Given exercise:
Go through the entries and transcribe each one exactly, dropping the pictures.

- - - - -

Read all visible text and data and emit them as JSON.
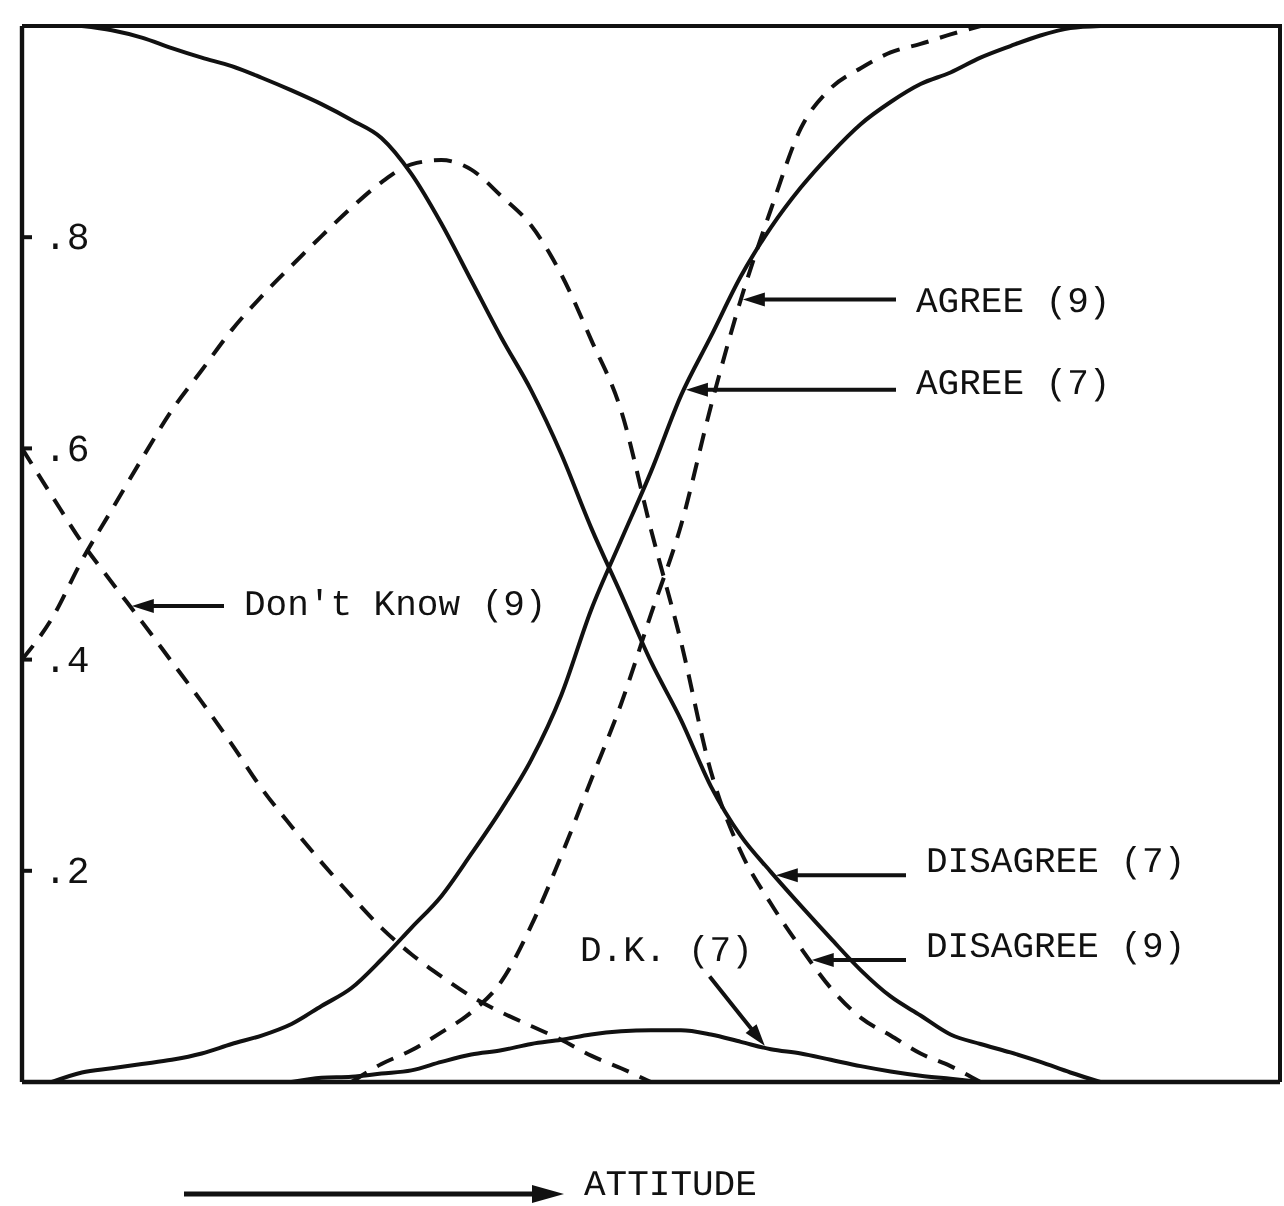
{
  "chart_data": {
    "type": "line",
    "categories": [
      null,
      null,
      null,
      null,
      null,
      null,
      null,
      null,
      null,
      null,
      null,
      null,
      null,
      null,
      null,
      null,
      null,
      null,
      null,
      null,
      null,
      null,
      null,
      null,
      null,
      null,
      null,
      null,
      null,
      null,
      null,
      null,
      null,
      null,
      null,
      null,
      null,
      null,
      null,
      null,
      null,
      null,
      null
    ],
    "xlabel": "ATTITUDE",
    "ylim": [
      0,
      1
    ],
    "yticks": [
      {
        "value": 0.2,
        "label": ".2"
      },
      {
        "value": 0.4,
        "label": ".4"
      },
      {
        "value": 0.6,
        "label": ".6"
      },
      {
        "value": 0.8,
        "label": ".8"
      }
    ],
    "series": [
      {
        "color": "#111111",
        "line_style": "dashed",
        "values": [
          null,
          null,
          null,
          null,
          null,
          null,
          null,
          null,
          null,
          null,
          null,
          0,
          0.017,
          0.03,
          0.047,
          0.066,
          0.095,
          0.148,
          0.214,
          0.286,
          0.358,
          0.443,
          0.527,
          0.64,
          0.741,
          0.826,
          0.903,
          0.941,
          0.96,
          0.975,
          0.983,
          0.992,
          1.0,
          null,
          null,
          null,
          null,
          null,
          null,
          null,
          null,
          null,
          null
        ]
      },
      {
        "color": "#111111",
        "line_style": "solid",
        "values": [
          null,
          0,
          0.009,
          0.013,
          0.017,
          0.021,
          0.027,
          0.036,
          0.044,
          0.055,
          0.072,
          0.089,
          0.116,
          0.146,
          0.176,
          0.216,
          0.258,
          0.305,
          0.366,
          0.447,
          0.513,
          0.578,
          0.65,
          0.706,
          0.763,
          0.809,
          0.847,
          0.879,
          0.907,
          0.928,
          0.945,
          0.956,
          0.97,
          0.981,
          0.991,
          0.998,
          1.0,
          null,
          null,
          null,
          null,
          null,
          null
        ]
      },
      {
        "color": "#111111",
        "line_style": "dashed",
        "values": [
          0.6,
          0.555,
          0.511,
          0.473,
          0.436,
          0.398,
          0.36,
          0.32,
          0.278,
          0.242,
          0.208,
          0.176,
          0.146,
          0.121,
          0.1,
          0.081,
          0.066,
          0.053,
          0.04,
          0.025,
          0.013,
          0,
          null,
          null,
          null,
          null,
          null,
          null,
          null,
          null,
          null,
          null,
          null,
          null,
          null,
          null,
          null,
          null,
          null,
          null,
          null,
          null,
          null
        ]
      },
      {
        "color": "#111111",
        "line_style": "solid",
        "values": [
          null,
          null,
          1.0,
          0.996,
          0.989,
          0.979,
          0.97,
          0.962,
          0.951,
          0.939,
          0.926,
          0.911,
          0.894,
          0.86,
          0.813,
          0.759,
          0.705,
          0.655,
          0.595,
          0.525,
          0.462,
          0.398,
          0.343,
          0.28,
          0.233,
          0.199,
          0.167,
          0.136,
          0.106,
          0.081,
          0.063,
          0.045,
          0.036,
          0.028,
          0.019,
          0.009,
          0,
          null,
          null,
          null,
          null,
          null,
          null
        ]
      },
      {
        "color": "#111111",
        "line_style": "dashed",
        "values": [
          0.4,
          0.439,
          0.494,
          0.542,
          0.59,
          0.636,
          0.674,
          0.712,
          0.744,
          0.773,
          0.801,
          0.828,
          0.852,
          0.869,
          0.873,
          0.864,
          0.839,
          0.811,
          0.765,
          0.703,
          0.636,
          0.523,
          0.417,
          0.294,
          0.218,
          0.169,
          0.127,
          0.089,
          0.061,
          0.044,
          0.027,
          0.015,
          0,
          null,
          null,
          null,
          null,
          null,
          null,
          null,
          null,
          null,
          null
        ]
      },
      {
        "color": "#111111",
        "line_style": "solid",
        "values": [
          null,
          null,
          null,
          null,
          null,
          null,
          null,
          null,
          null,
          0,
          0.004,
          0.005,
          0.008,
          0.011,
          0.019,
          0.026,
          0.03,
          0.036,
          0.04,
          0.045,
          0.048,
          0.049,
          0.049,
          0.045,
          0.038,
          0.031,
          0.027,
          0.021,
          0.015,
          0.01,
          0.006,
          0.003,
          0,
          null,
          null,
          null,
          null,
          null,
          null,
          null,
          null,
          null,
          null
        ]
      }
    ],
    "annotations": [
      "AGREE (9)",
      "AGREE (7)",
      "Don't Know (9)",
      "DISAGREE (7)",
      "DISAGREE (9)",
      "D.K. (7)"
    ]
  }
}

- - - - -

Exercise response:
Read all visible text and data and emit them as JSON.
{
  "chart_data": {
    "type": "line",
    "categories": [
      null,
      null,
      null,
      null,
      null,
      null,
      null,
      null,
      null,
      null,
      null,
      null,
      null,
      null,
      null,
      null,
      null,
      null,
      null,
      null,
      null,
      null,
      null,
      null,
      null,
      null,
      null,
      null,
      null,
      null,
      null,
      null,
      null,
      null,
      null,
      null,
      null,
      null,
      null,
      null,
      null,
      null,
      null
    ],
    "xlabel": "ATTITUDE",
    "ylim": [
      0,
      1
    ],
    "yticks": [
      {
        "value": 0.2,
        "label": ".2"
      },
      {
        "value": 0.4,
        "label": ".4"
      },
      {
        "value": 0.6,
        "label": ".6"
      },
      {
        "value": 0.8,
        "label": ".8"
      }
    ],
    "series": [
      {
        "color": "#111111",
        "line_style": "dashed",
        "values": [
          null,
          null,
          null,
          null,
          null,
          null,
          null,
          null,
          null,
          null,
          null,
          0,
          0.017,
          0.03,
          0.047,
          0.066,
          0.095,
          0.148,
          0.214,
          0.286,
          0.358,
          0.443,
          0.527,
          0.64,
          0.741,
          0.826,
          0.903,
          0.941,
          0.96,
          0.975,
          0.983,
          0.992,
          1.0,
          null,
          null,
          null,
          null,
          null,
          null,
          null,
          null,
          null,
          null
        ]
      },
      {
        "color": "#111111",
        "line_style": "solid",
        "values": [
          null,
          0,
          0.009,
          0.013,
          0.017,
          0.021,
          0.027,
          0.036,
          0.044,
          0.055,
          0.072,
          0.089,
          0.116,
          0.146,
          0.176,
          0.216,
          0.258,
          0.305,
          0.366,
          0.447,
          0.513,
          0.578,
          0.65,
          0.706,
          0.763,
          0.809,
          0.847,
          0.879,
          0.907,
          0.928,
          0.945,
          0.956,
          0.97,
          0.981,
          0.991,
          0.998,
          1.0,
          null,
          null,
          null,
          null,
          null,
          null
        ]
      },
      {
        "color": "#111111",
        "line_style": "dashed",
        "values": [
          0.6,
          0.555,
          0.511,
          0.473,
          0.436,
          0.398,
          0.36,
          0.32,
          0.278,
          0.242,
          0.208,
          0.176,
          0.146,
          0.121,
          0.1,
          0.081,
          0.066,
          0.053,
          0.04,
          0.025,
          0.013,
          0,
          null,
          null,
          null,
          null,
          null,
          null,
          null,
          null,
          null,
          null,
          null,
          null,
          null,
          null,
          null,
          null,
          null,
          null,
          null,
          null,
          null
        ]
      },
      {
        "color": "#111111",
        "line_style": "solid",
        "values": [
          null,
          null,
          1.0,
          0.996,
          0.989,
          0.979,
          0.97,
          0.962,
          0.951,
          0.939,
          0.926,
          0.911,
          0.894,
          0.86,
          0.813,
          0.759,
          0.705,
          0.655,
          0.595,
          0.525,
          0.462,
          0.398,
          0.343,
          0.28,
          0.233,
          0.199,
          0.167,
          0.136,
          0.106,
          0.081,
          0.063,
          0.045,
          0.036,
          0.028,
          0.019,
          0.009,
          0,
          null,
          null,
          null,
          null,
          null,
          null
        ]
      },
      {
        "color": "#111111",
        "line_style": "dashed",
        "values": [
          0.4,
          0.439,
          0.494,
          0.542,
          0.59,
          0.636,
          0.674,
          0.712,
          0.744,
          0.773,
          0.801,
          0.828,
          0.852,
          0.869,
          0.873,
          0.864,
          0.839,
          0.811,
          0.765,
          0.703,
          0.636,
          0.523,
          0.417,
          0.294,
          0.218,
          0.169,
          0.127,
          0.089,
          0.061,
          0.044,
          0.027,
          0.015,
          0,
          null,
          null,
          null,
          null,
          null,
          null,
          null,
          null,
          null,
          null
        ]
      },
      {
        "color": "#111111",
        "line_style": "solid",
        "values": [
          null,
          null,
          null,
          null,
          null,
          null,
          null,
          null,
          null,
          0,
          0.004,
          0.005,
          0.008,
          0.011,
          0.019,
          0.026,
          0.03,
          0.036,
          0.04,
          0.045,
          0.048,
          0.049,
          0.049,
          0.045,
          0.038,
          0.031,
          0.027,
          0.021,
          0.015,
          0.01,
          0.006,
          0.003,
          0,
          null,
          null,
          null,
          null,
          null,
          null,
          null,
          null,
          null,
          null
        ]
      }
    ],
    "annotations": [
      "AGREE (9)",
      "AGREE (7)",
      "Don't Know (9)",
      "DISAGREE (7)",
      "DISAGREE (9)",
      "D.K. (7)"
    ]
  }
}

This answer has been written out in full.